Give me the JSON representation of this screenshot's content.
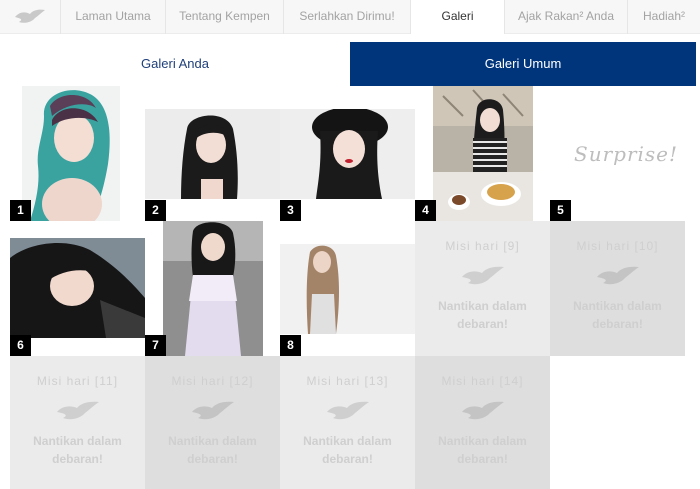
{
  "brand": {
    "logo_icon": "dove-icon",
    "accent": "#00357c",
    "tab_text": "#1f3f7a"
  },
  "nav": {
    "items": [
      {
        "label": "Laman Utama"
      },
      {
        "label": "Tentang Kempen"
      },
      {
        "label": "Serlahkan Dirimu!"
      },
      {
        "label": "Galeri"
      },
      {
        "label": "Ajak Rakan² Anda"
      },
      {
        "label": "Hadiah²"
      }
    ],
    "active": "Galeri"
  },
  "tabs": {
    "own": "Galeri Anda",
    "public": "Galeri Umum",
    "active": "Galeri Umum"
  },
  "gallery": {
    "tiles": [
      {
        "number": "1"
      },
      {
        "number": "2"
      },
      {
        "number": "3"
      },
      {
        "number": "4"
      },
      {
        "number": "5",
        "text": "Surprise!"
      },
      {
        "number": "6"
      },
      {
        "number": "7"
      },
      {
        "number": "8"
      }
    ],
    "locked": [
      {
        "title": "Misi hari [9]",
        "message": "Nantikan dalam debaran!"
      },
      {
        "title": "Misi hari [10]",
        "message": "Nantikan dalam debaran!"
      },
      {
        "title": "Misi hari [11]",
        "message": "Nantikan dalam debaran!"
      },
      {
        "title": "Misi hari [12]",
        "message": "Nantikan dalam debaran!"
      },
      {
        "title": "Misi hari [13]",
        "message": "Nantikan dalam debaran!"
      },
      {
        "title": "Misi hari [14]",
        "message": "Nantikan dalam debaran!"
      }
    ]
  }
}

TASK OBJECTIVE =
Transcribe the material as is, with images omitted.

OUTPUT =
Give me the JSON representation of this screenshot's content.
{
  "brand": {
    "logo_icon": "dove-icon",
    "accent": "#00357c",
    "tab_text": "#1f3f7a"
  },
  "nav": {
    "items": [
      {
        "label": "Laman Utama"
      },
      {
        "label": "Tentang Kempen"
      },
      {
        "label": "Serlahkan Dirimu!"
      },
      {
        "label": "Galeri"
      },
      {
        "label": "Ajak Rakan² Anda"
      },
      {
        "label": "Hadiah²"
      }
    ],
    "active": "Galeri"
  },
  "tabs": {
    "own": "Galeri Anda",
    "public": "Galeri Umum",
    "active": "Galeri Umum"
  },
  "gallery": {
    "tiles": [
      {
        "number": "1"
      },
      {
        "number": "2"
      },
      {
        "number": "3"
      },
      {
        "number": "4"
      },
      {
        "number": "5",
        "text": "Surprise!"
      },
      {
        "number": "6"
      },
      {
        "number": "7"
      },
      {
        "number": "8"
      }
    ],
    "locked": [
      {
        "title": "Misi hari [9]",
        "message": "Nantikan dalam debaran!"
      },
      {
        "title": "Misi hari [10]",
        "message": "Nantikan dalam debaran!"
      },
      {
        "title": "Misi hari [11]",
        "message": "Nantikan dalam debaran!"
      },
      {
        "title": "Misi hari [12]",
        "message": "Nantikan dalam debaran!"
      },
      {
        "title": "Misi hari [13]",
        "message": "Nantikan dalam debaran!"
      },
      {
        "title": "Misi hari [14]",
        "message": "Nantikan dalam debaran!"
      }
    ]
  }
}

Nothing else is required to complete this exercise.